[Work to do] Without the pictures, copy all the entries below exactly.
### Provided data ###
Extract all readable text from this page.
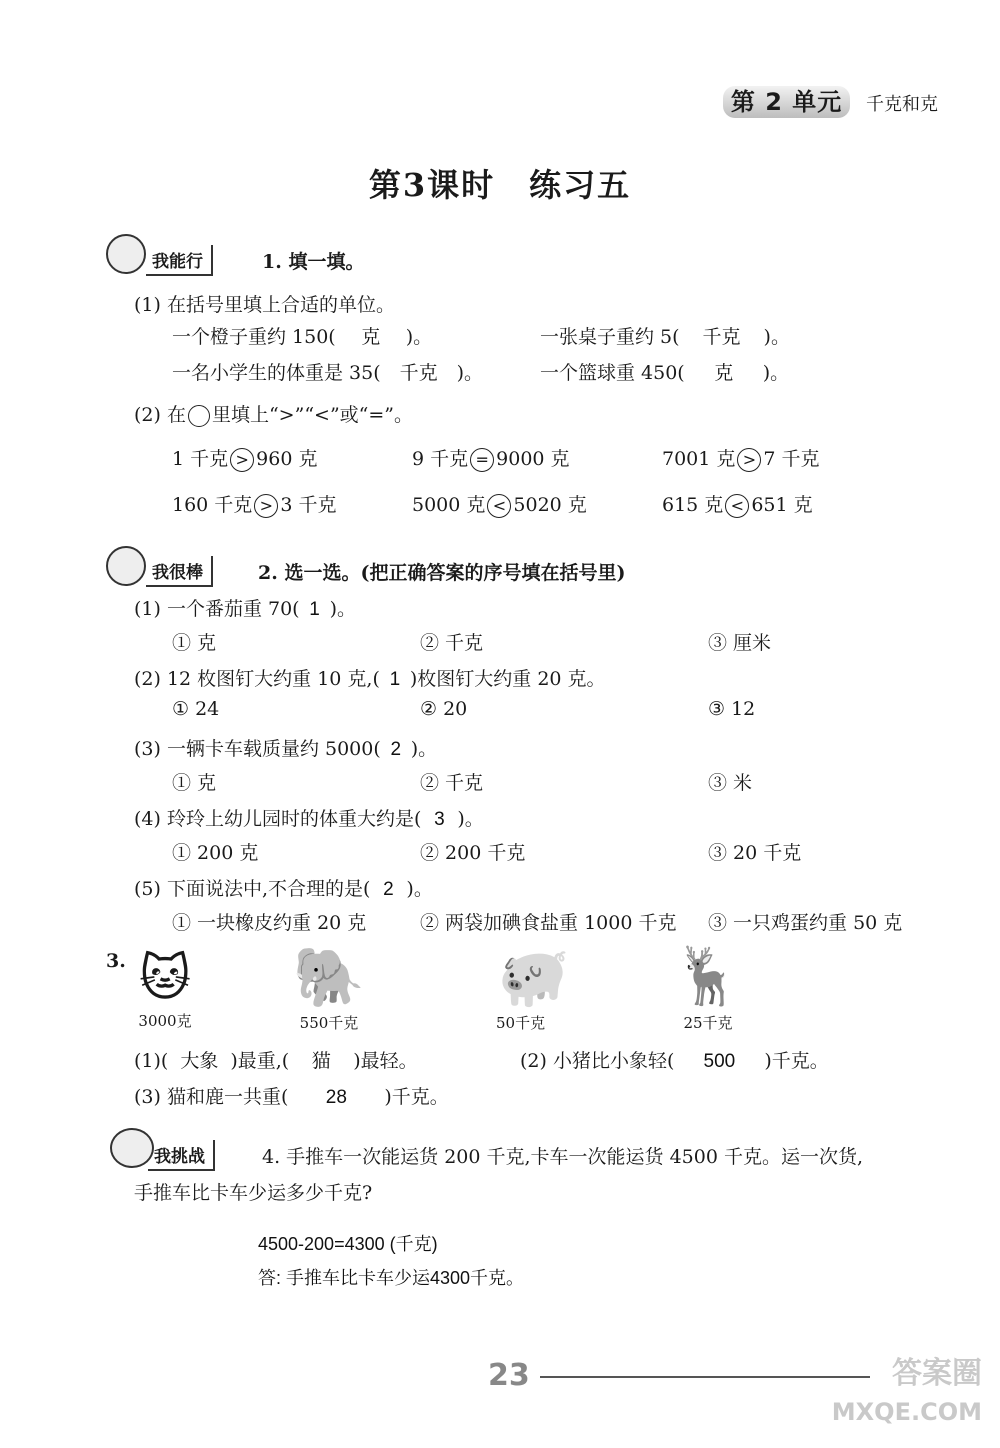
第 2 单元 千克和克
第3课时　练习五
我能行	1. 填一填。
(1) 在括号里填上合适的单位。
一个橙子重约 150( 克 )。	一张桌子重约 5( 千克 )。
一名小学生的体重是 35( 千克 )。	一个篮球重 450( 克 )。
(2) 在 里填上“>”“<”或“=”。
1 千克 > 960 克	9 千克 = 9000 克	7001 克 > 7 千克
160 千克 > 3 千克	5000 克 < 5020 克	615 克 < 651 克
我很棒	2. 选一选。(把正确答案的序号填在括号里)
(1) 一个番茄重 70( 1 )。
① 克	② 千克	③ 厘米
(2) 12 枚图钉大约重 10 克,( 1 )枚图钉大约重 20 克。
① 24	② 20	③ 12
(3) 一辆卡车载质量约 5000( 2 )。
① 克	② 千克	③ 米
(4) 玲玲上幼儿园时的体重大约是( 3 )。
① 200 克	② 200 千克	③ 20 千克
(5) 下面说法中,不合理的是( 2 )。
① 一块橡皮约重 20 克	② 两袋加碘食盐重 1000 千克 ③ 一只鸡蛋约重 50 克
3. 🐱
3000克
🐘
550千克
🐖
50千克
🦌
25千克
(1)( 大象 )最重,( 猫 )最轻。	(2) 小猪比小象轻( 500 )千克。
(3) 猫和鹿一共重( 28 )千克。
我挑战	4. 手推车一次能运货 200 千克,卡车一次能运货 4500 千克。运一次货,
手推车比卡车少运多少千克?
4500-200=4300 (千克)
答: 手推车比卡车少运4300千克。
23	答案圈
MXQE.COM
###
[Written answer]
Extract all readable text from this page.
第 2 单元 千克和克
第3课时　练习五
我能行	1. 填一填。
(1) 在括号里填上合适的单位。
一个橙子重约 150( 克 )。	一张桌子重约 5( 千克 )。
一名小学生的体重是 35( 千克 )。	一个篮球重 450( 克 )。
(2) 在 里填上“>”“<”或“=”。
1 千克 > 960 克	9 千克 = 9000 克	7001 克 > 7 千克
160 千克 > 3 千克	5000 克 < 5020 克	615 克 < 651 克
我很棒	2. 选一选。(把正确答案的序号填在括号里)
(1) 一个番茄重 70( 1 )。
① 克	② 千克	③ 厘米
(2) 12 枚图钉大约重 10 克,( 1 )枚图钉大约重 20 克。
① 24	② 20	③ 12
(3) 一辆卡车载质量约 5000( 2 )。
① 克	② 千克	③ 米
(4) 玲玲上幼儿园时的体重大约是( 3 )。
① 200 克	② 200 千克	③ 20 千克
(5) 下面说法中,不合理的是( 2 )。
① 一块橡皮约重 20 克	② 两袋加碘食盐重 1000 千克 ③ 一只鸡蛋约重 50 克
3. 🐱
3000克
🐘
550千克
🐖
50千克
🦌
25千克
(1)( 大象 )最重,( 猫 )最轻。	(2) 小猪比小象轻( 500 )千克。
(3) 猫和鹿一共重( 28 )千克。
我挑战	4. 手推车一次能运货 200 千克,卡车一次能运货 4500 千克。运一次货,
手推车比卡车少运多少千克?
4500-200=4300 (千克)
答: 手推车比卡车少运4300千克。
23	答案圈
MXQE.COM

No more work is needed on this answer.